Identify all lines in the listing that include the word "những", and copy them out.

━━━ Dataset records

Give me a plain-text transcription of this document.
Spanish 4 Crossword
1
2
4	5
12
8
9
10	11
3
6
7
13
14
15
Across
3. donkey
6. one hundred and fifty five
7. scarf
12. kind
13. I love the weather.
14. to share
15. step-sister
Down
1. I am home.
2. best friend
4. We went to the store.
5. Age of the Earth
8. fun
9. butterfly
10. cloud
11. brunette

━━━━━━
━━━ Dataset records

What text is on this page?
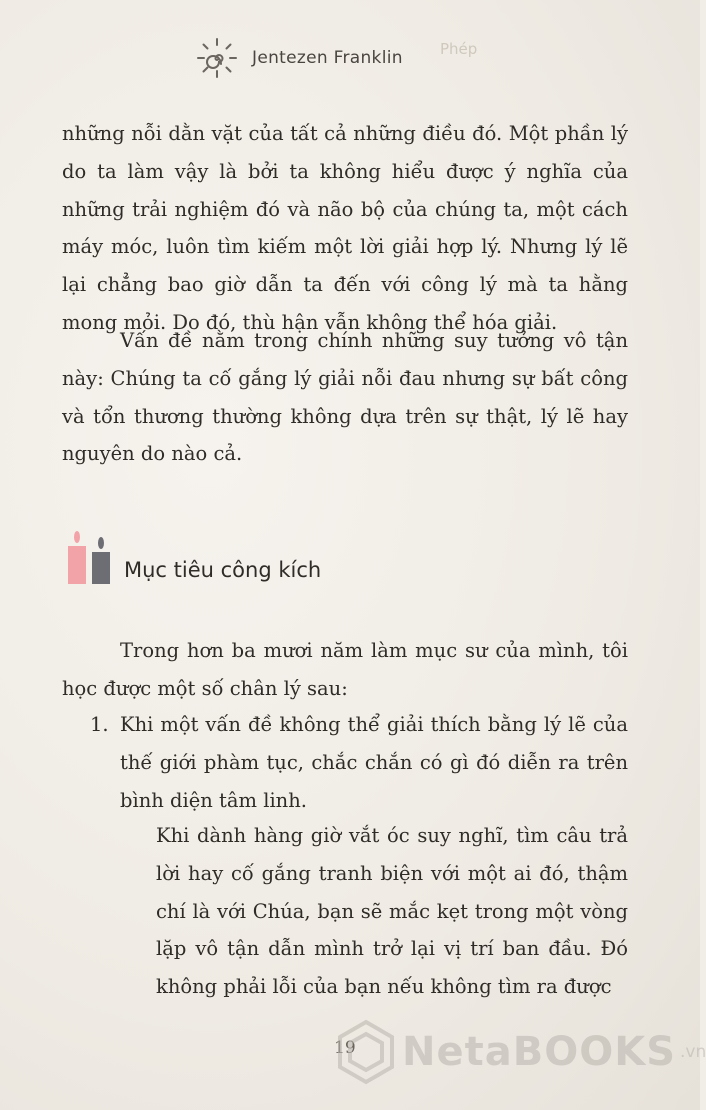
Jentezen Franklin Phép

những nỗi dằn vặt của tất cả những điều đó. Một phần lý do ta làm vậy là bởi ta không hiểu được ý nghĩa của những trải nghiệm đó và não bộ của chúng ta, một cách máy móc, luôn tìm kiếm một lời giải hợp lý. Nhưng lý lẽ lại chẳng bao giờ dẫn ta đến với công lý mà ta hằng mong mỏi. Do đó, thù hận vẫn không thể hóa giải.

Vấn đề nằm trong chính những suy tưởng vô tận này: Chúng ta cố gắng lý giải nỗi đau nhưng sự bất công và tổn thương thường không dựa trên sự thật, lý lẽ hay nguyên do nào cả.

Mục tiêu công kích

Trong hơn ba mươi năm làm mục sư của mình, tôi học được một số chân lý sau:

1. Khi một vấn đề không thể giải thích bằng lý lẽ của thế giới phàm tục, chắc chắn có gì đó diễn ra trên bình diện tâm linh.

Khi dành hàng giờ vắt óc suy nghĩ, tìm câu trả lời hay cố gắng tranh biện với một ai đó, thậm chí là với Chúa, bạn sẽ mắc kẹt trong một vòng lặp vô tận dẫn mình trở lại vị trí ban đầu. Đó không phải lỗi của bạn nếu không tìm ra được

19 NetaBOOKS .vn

━━━━━━

Worked answer:
những nỗi dằn vặt của tất cả những điều đó. Một phần lý do ta làm vậy là bởi ta không hiểu được ý nghĩa của những trải nghiệm đó và não bộ của chúng ta, một cách máy móc, luôn tìm kiếm một lời giải hợp lý. Nhưng lý lẽ lại chẳng bao giờ dẫn ta đến với công lý mà ta hằng mong mỏi. Do đó, thù hận vẫn không thể hóa giải.
Vấn đề nằm trong chính những suy tưởng vô tận này: Chúng ta cố gắng lý giải nỗi đau nhưng sự bất công và tổn thương thường không dựa trên sự thật, lý lẽ hay nguyên do nào cả.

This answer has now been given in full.